Aim of the exercise -> Every line below should be repeated exactly.

Items from a dataset:

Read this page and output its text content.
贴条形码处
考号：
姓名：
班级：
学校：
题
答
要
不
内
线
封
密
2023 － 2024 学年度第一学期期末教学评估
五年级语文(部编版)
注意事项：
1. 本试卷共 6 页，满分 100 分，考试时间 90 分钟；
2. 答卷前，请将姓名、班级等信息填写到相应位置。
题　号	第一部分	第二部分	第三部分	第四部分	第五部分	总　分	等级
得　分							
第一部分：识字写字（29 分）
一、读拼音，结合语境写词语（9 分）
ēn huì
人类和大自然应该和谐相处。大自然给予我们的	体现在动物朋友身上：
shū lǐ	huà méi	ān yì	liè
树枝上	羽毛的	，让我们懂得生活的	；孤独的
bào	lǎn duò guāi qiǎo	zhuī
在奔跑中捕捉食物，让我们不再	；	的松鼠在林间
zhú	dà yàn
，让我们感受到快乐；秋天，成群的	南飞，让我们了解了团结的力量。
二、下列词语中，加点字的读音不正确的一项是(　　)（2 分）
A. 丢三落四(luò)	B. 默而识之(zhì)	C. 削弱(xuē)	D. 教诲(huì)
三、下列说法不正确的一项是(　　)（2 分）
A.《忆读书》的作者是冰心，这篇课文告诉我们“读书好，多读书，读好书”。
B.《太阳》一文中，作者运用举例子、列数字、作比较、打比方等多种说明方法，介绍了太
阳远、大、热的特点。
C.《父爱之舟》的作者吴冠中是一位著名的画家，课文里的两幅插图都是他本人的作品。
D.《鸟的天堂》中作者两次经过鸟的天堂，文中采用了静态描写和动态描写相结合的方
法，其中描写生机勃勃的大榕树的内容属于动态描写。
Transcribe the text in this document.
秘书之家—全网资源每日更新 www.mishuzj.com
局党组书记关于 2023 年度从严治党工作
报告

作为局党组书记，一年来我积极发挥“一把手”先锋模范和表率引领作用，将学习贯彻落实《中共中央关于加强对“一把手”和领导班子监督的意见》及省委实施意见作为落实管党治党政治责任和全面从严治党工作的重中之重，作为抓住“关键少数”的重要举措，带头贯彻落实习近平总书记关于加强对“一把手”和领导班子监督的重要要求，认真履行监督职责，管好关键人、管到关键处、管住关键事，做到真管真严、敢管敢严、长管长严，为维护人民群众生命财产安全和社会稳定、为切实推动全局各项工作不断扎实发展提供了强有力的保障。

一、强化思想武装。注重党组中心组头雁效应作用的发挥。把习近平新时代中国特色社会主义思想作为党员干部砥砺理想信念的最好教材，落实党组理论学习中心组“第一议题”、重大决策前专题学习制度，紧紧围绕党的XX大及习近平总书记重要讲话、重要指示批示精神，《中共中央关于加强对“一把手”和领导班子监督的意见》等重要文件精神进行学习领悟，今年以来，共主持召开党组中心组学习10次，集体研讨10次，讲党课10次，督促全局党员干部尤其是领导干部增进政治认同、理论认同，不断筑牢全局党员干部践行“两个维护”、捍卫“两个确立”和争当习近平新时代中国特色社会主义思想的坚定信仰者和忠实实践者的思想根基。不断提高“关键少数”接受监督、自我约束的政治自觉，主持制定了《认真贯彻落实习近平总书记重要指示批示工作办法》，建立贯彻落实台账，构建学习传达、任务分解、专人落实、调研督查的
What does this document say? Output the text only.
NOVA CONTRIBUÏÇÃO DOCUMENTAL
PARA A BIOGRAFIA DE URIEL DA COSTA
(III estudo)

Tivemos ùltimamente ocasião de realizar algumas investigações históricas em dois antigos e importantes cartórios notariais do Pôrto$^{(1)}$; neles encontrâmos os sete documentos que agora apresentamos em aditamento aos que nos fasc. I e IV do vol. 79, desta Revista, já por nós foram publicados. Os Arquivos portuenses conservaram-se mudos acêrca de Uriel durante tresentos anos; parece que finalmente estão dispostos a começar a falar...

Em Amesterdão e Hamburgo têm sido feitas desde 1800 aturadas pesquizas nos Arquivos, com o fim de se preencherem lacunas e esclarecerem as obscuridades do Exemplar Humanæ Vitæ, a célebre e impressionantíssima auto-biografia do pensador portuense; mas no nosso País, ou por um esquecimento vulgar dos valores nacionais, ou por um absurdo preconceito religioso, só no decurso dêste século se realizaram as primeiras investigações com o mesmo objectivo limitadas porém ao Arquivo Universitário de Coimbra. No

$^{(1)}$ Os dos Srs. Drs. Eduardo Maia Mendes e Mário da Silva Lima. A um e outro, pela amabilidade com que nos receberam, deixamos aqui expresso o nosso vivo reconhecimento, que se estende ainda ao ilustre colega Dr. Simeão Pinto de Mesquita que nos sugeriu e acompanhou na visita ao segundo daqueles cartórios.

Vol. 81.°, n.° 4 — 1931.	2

Response to the task ->
Read this page and output its text content.
贴条形码处
考号：
姓名：
班级：
学校：
题
答
要
不
内
线
封
密
2023 － 2024 学年度第一学期期末教学评估
五年级语文(部编版)
注意事项：
1. 本试卷共 6 页，满分 100 分，考试时间 90 分钟；
2. 答卷前，请将姓名、班级等信息填写到相应位置。
题　号	第一部分	第二部分	第三部分	第四部分	第五部分	总　分	等级
得　分							
第一部分：识字写字（29 分）
一、读拼音，结合语境写词语（9 分）
ēn huì
人类和大自然应该和谐相处。大自然给予我们的	体现在动物朋友身上：
shū lǐ	huà méi	ān yì	liè
树枝上	羽毛的	，让我们懂得生活的	；孤独的
bào	lǎn duò guāi qiǎo	zhuī
在奔跑中捕捉食物，让我们不再	；	的松鼠在林间
zhú	dà yàn
，让我们感受到快乐；秋天，成群的	南飞，让我们了解了团结的力量。
二、下列词语中，加点字的读音不正确的一项是(　　)（2 分）
A. 丢三落四(luò)	B. 默而识之(zhì)	C. 削弱(xuē)	D. 教诲(huì)
三、下列说法不正确的一项是(　　)（2 分）
A.《忆读书》的作者是冰心，这篇课文告诉我们“读书好，多读书，读好书”。
B.《太阳》一文中，作者运用举例子、列数字、作比较、打比方等多种说明方法，介绍了太
阳远、大、热的特点。
C.《父爱之舟》的作者吴冠中是一位著名的画家，课文里的两幅插图都是他本人的作品。
D.《鸟的天堂》中作者两次经过鸟的天堂，文中采用了静态描写和动态描写相结合的方
法，其中描写生机勃勃的大榕树的内容属于动态描写。
Transcribe the text in this document.
秘书之家—全网资源每日更新 www.mishuzj.com
局党组书记关于 2023 年度从严治党工作
报告

作为局党组书记，一年来我积极发挥“一把手”先锋模范和表率引领作用，将学习贯彻落实《中共中央关于加强对“一把手”和领导班子监督的意见》及省委实施意见作为落实管党治党政治责任和全面从严治党工作的重中之重，作为抓住“关键少数”的重要举措，带头贯彻落实习近平总书记关于加强对“一把手”和领导班子监督的重要要求，认真履行监督职责，管好关键人、管到关键处、管住关键事，做到真管真严、敢管敢严、长管长严，为维护人民群众生命财产安全和社会稳定、为切实推动全局各项工作不断扎实发展提供了强有力的保障。

一、强化思想武装。注重党组中心组头雁效应作用的发挥。把习近平新时代中国特色社会主义思想作为党员干部砥砺理想信念的最好教材，落实党组理论学习中心组“第一议题”、重大决策前专题学习制度，紧紧围绕党的XX大及习近平总书记重要讲话、重要指示批示精神，《中共中央关于加强对“一把手”和领导班子监督的意见》等重要文件精神进行学习领悟，今年以来，共主持召开党组中心组学习10次，集体研讨10次，讲党课10次，督促全局党员干部尤其是领导干部增进政治认同、理论认同，不断筑牢全局党员干部践行“两个维护”、捍卫“两个确立”和争当习近平新时代中国特色社会主义思想的坚定信仰者和忠实实践者的思想根基。不断提高“关键少数”接受监督、自我约束的政治自觉，主持制定了《认真贯彻落实习近平总书记重要指示批示工作办法》，建立贯彻落实台账，构建学习传达、任务分解、专人落实、调研督查的
What does this document say? Output the text only.
NOVA CONTRIBUÏÇÃO DOCUMENTAL
PARA A BIOGRAFIA DE URIEL DA COSTA
(III estudo)

Tivemos ùltimamente ocasião de realizar algumas investigações históricas em dois antigos e importantes cartórios notariais do Pôrto$^{(1)}$; neles encontrâmos os sete documentos que agora apresentamos em aditamento aos que nos fasc. I e IV do vol. 79, desta Revista, já por nós foram publicados. Os Arquivos portuenses conservaram-se mudos acêrca de Uriel durante tresentos anos; parece que finalmente estão dispostos a começar a falar...

Em Amesterdão e Hamburgo têm sido feitas desde 1800 aturadas pesquizas nos Arquivos, com o fim de se preencherem lacunas e esclarecerem as obscuridades do Exemplar Humanæ Vitæ, a célebre e impressionantíssima auto-biografia do pensador portuense; mas no nosso País, ou por um esquecimento vulgar dos valores nacionais, ou por um absurdo preconceito religioso, só no decurso dêste século se realizaram as primeiras investigações com o mesmo objectivo limitadas porém ao Arquivo Universitário de Coimbra. No

$^{(1)}$ Os dos Srs. Drs. Eduardo Maia Mendes e Mário da Silva Lima. A um e outro, pela amabilidade com que nos receberam, deixamos aqui expresso o nosso vivo reconhecimento, que se estende ainda ao ilustre colega Dr. Simeão Pinto de Mesquita que nos sugeriu e acompanhou na visita ao segundo daqueles cartórios.

Vol. 81.°, n.° 4 — 1931.	2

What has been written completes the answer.